**Written instruction:** Note each line that includes the word "охране". Copy those lines.

(Recorded data)
________

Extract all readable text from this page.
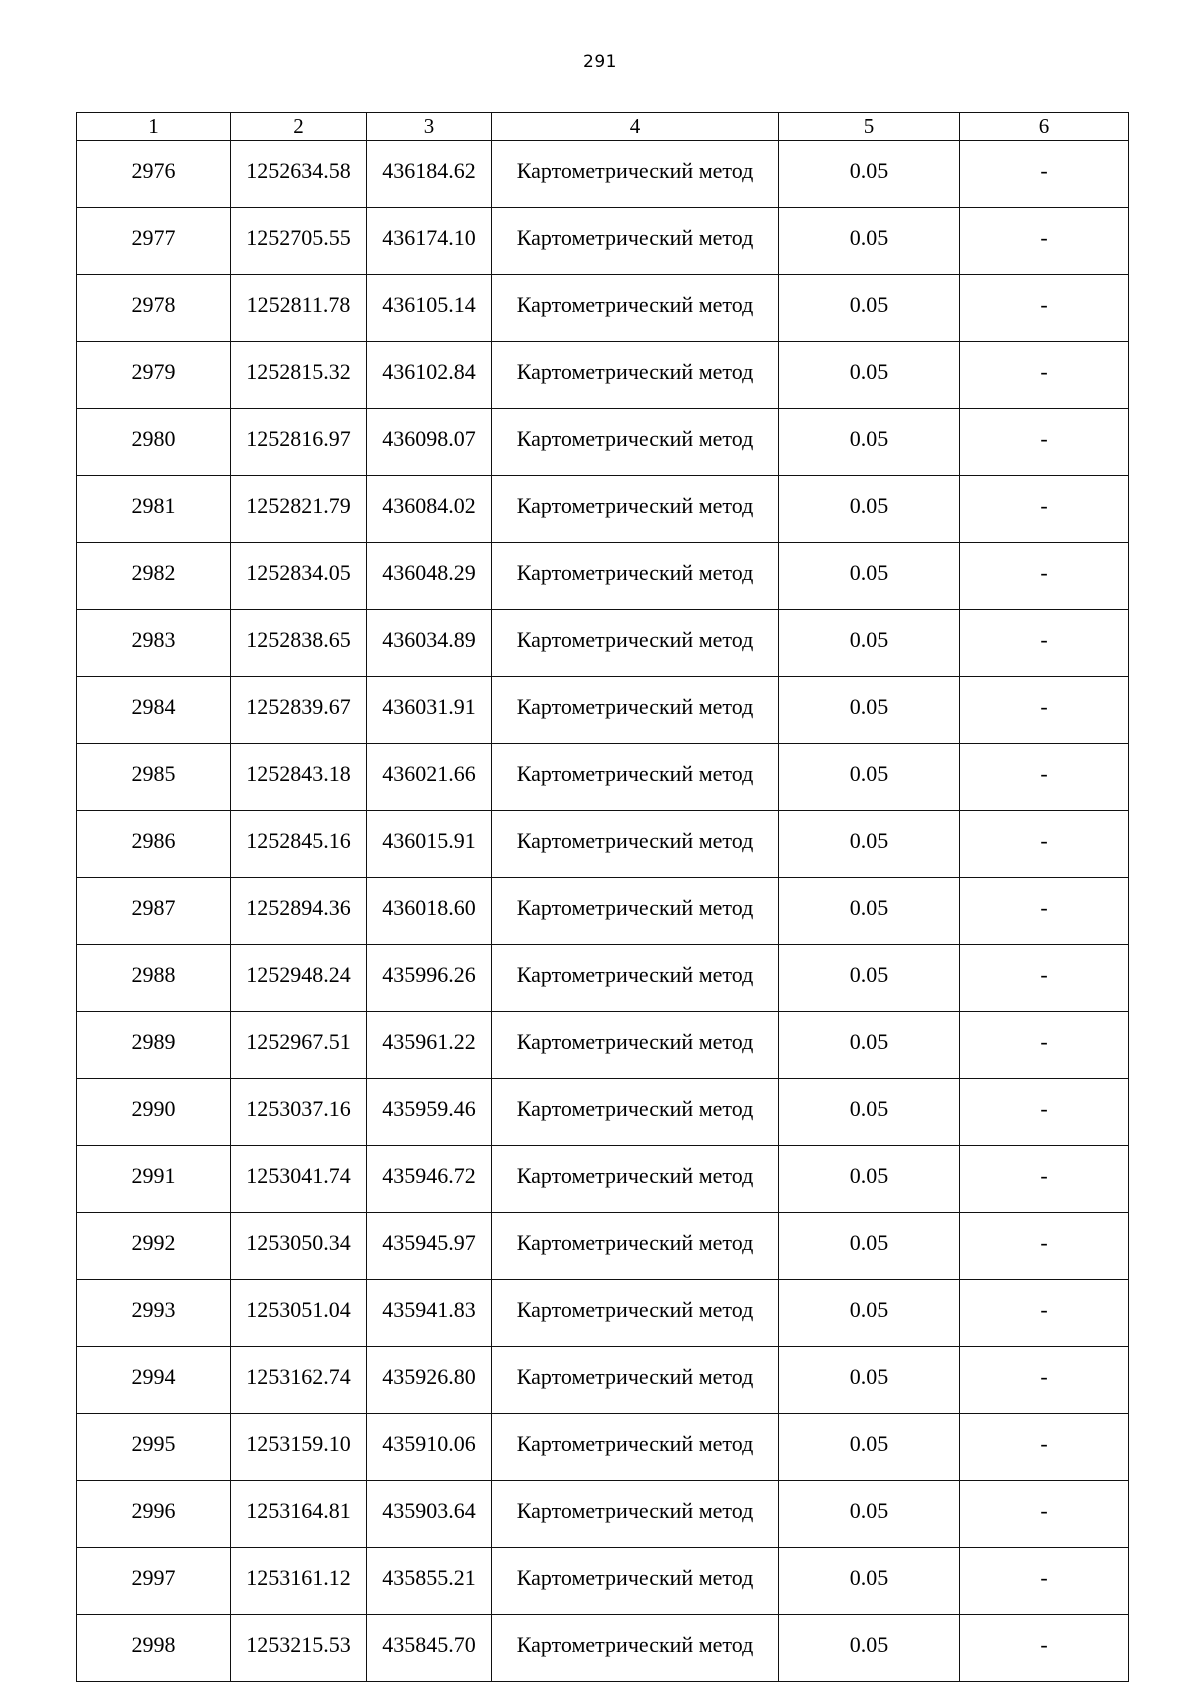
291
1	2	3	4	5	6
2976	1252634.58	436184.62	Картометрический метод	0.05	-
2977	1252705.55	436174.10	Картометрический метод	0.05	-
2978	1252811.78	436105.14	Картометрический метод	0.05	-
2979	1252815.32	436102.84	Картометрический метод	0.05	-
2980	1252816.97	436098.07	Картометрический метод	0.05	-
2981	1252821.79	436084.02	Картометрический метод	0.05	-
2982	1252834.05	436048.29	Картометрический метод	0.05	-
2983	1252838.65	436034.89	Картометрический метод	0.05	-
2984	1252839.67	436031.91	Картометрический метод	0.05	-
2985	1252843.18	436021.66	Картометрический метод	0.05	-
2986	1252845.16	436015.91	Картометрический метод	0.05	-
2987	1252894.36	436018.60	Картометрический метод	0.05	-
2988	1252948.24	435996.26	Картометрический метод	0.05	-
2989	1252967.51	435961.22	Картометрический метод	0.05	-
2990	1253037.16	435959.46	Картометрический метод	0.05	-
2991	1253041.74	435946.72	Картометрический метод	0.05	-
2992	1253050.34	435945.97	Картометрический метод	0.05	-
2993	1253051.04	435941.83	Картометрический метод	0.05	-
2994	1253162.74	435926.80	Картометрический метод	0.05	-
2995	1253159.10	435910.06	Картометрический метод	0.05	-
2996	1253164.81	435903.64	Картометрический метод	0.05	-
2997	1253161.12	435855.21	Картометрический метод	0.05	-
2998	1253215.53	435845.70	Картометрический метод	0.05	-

________

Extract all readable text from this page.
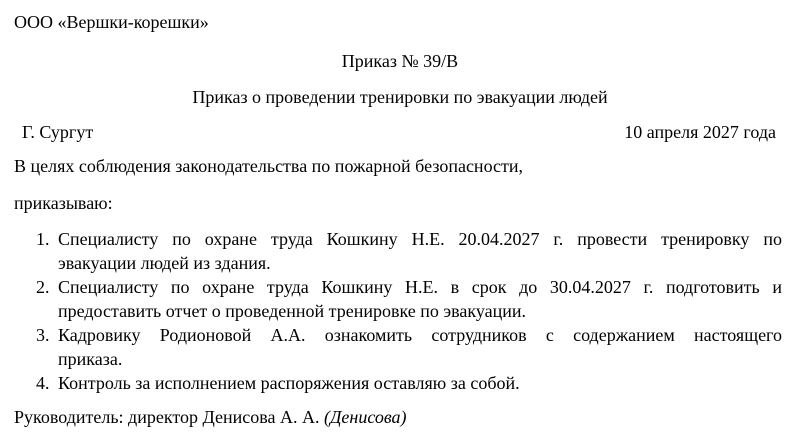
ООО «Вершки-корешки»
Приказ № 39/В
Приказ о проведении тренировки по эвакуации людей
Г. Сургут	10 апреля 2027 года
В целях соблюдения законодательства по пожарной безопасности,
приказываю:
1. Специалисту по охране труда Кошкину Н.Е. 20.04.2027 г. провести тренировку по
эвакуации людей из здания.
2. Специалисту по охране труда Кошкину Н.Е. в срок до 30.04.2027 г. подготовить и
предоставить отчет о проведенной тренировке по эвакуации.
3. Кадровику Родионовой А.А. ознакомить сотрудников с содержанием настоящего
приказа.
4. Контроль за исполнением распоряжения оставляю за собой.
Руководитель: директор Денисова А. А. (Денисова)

________

**Written answer:**
1. Специалисту по охране труда Кошкину Н.Е. 20.04.2027 г. провести тренировку по
2. Специалисту по охране труда Кошкину Н.Е. в срок до 30.04.2027 г. подготовить и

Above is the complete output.